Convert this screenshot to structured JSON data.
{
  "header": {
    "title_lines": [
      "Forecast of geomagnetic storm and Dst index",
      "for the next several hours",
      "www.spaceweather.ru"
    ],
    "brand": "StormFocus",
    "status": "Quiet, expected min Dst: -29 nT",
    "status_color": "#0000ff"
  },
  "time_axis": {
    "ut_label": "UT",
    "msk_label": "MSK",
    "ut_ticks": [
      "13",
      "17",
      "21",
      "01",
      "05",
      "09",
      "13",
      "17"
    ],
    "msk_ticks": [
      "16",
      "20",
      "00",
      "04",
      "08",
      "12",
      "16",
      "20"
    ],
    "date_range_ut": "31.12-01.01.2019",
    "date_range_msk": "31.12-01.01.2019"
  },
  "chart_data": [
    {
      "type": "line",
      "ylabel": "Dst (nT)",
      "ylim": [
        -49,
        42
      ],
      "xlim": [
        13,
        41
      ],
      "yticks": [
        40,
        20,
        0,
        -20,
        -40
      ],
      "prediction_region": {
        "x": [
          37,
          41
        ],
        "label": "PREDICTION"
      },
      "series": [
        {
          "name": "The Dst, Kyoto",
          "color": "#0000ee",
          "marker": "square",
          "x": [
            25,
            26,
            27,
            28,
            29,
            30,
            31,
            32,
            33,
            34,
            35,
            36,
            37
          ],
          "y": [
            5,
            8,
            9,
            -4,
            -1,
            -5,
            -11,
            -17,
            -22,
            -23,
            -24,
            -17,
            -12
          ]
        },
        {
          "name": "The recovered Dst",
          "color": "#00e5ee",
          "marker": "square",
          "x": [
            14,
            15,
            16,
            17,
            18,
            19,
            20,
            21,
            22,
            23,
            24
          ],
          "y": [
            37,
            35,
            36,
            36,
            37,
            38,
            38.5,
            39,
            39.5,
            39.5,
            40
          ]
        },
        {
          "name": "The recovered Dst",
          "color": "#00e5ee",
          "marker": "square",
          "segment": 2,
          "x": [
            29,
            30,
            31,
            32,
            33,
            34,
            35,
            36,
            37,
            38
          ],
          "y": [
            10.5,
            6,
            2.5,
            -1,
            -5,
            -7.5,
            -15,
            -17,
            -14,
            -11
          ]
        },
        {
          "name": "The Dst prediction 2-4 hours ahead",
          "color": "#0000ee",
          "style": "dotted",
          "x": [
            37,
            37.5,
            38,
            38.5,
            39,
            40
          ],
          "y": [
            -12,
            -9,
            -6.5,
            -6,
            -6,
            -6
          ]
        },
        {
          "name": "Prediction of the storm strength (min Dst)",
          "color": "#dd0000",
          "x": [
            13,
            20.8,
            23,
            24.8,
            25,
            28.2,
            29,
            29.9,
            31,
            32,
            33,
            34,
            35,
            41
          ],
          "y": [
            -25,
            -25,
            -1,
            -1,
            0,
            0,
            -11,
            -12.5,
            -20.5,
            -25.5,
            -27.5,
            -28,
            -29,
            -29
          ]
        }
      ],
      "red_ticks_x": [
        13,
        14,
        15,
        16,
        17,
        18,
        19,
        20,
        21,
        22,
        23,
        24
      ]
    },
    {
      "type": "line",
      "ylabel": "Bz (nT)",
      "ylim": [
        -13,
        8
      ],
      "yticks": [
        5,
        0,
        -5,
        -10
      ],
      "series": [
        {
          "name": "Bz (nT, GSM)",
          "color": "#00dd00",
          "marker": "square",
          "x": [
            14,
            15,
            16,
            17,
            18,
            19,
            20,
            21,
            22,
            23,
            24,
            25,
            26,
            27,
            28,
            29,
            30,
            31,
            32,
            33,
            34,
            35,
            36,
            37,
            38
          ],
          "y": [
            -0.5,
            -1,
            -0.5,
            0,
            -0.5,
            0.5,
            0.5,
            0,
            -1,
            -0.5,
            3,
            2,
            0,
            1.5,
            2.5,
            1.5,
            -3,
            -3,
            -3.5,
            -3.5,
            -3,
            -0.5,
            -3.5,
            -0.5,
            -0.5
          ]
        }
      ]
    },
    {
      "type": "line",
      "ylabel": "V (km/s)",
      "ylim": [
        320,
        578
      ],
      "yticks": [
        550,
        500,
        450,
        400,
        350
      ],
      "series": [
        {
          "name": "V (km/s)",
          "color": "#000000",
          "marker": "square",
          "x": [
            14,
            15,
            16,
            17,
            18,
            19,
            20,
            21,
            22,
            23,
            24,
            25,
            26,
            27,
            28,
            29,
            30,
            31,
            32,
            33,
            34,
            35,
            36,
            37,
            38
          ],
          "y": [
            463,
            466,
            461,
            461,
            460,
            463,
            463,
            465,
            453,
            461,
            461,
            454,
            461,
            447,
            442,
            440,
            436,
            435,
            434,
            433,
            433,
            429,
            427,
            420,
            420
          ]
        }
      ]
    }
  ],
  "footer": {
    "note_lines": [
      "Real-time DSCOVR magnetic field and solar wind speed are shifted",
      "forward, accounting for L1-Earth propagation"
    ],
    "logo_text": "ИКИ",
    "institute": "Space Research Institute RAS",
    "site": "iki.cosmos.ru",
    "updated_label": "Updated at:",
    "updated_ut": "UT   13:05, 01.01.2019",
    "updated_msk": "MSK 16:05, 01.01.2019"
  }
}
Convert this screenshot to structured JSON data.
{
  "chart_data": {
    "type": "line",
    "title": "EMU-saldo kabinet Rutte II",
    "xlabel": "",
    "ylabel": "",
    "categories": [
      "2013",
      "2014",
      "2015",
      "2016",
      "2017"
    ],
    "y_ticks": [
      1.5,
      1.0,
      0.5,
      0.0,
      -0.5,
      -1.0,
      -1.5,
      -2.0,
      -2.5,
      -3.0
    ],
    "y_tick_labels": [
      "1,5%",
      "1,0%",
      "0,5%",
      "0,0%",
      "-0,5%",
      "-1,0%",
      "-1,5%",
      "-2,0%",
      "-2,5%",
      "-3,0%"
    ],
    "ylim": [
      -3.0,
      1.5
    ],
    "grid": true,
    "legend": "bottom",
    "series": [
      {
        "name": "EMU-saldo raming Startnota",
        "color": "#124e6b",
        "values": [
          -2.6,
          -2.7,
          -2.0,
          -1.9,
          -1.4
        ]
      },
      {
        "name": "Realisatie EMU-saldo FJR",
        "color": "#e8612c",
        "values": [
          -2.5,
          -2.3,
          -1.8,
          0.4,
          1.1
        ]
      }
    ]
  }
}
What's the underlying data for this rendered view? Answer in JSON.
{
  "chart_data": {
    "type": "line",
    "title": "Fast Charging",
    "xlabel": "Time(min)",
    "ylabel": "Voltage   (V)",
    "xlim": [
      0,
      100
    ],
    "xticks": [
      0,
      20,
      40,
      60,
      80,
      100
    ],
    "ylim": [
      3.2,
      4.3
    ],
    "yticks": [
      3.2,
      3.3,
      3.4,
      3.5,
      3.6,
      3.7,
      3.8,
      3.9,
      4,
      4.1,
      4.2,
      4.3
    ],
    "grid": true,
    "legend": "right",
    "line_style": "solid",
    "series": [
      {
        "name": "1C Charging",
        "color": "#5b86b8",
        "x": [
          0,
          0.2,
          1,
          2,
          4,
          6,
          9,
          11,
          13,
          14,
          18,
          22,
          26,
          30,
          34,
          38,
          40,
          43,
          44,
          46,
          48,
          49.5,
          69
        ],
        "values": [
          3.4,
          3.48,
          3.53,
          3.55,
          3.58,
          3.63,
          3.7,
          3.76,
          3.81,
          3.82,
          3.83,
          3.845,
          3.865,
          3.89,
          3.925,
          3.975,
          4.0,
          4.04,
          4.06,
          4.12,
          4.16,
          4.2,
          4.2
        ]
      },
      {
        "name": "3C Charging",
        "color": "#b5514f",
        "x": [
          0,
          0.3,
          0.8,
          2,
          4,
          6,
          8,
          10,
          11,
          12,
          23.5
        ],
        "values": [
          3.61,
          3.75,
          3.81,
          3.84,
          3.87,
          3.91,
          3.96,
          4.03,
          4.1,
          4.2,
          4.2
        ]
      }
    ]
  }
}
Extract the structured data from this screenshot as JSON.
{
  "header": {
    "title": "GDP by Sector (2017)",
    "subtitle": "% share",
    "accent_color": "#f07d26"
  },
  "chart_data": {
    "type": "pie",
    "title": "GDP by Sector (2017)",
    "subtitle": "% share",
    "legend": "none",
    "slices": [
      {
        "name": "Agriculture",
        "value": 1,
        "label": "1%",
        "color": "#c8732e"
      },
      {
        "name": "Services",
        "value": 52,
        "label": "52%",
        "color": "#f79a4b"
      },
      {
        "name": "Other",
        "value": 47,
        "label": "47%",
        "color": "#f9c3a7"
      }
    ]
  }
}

● Work to do: In the entries above, count each line that holds "hours". Give the total and nothing else.

● Exercise output: 2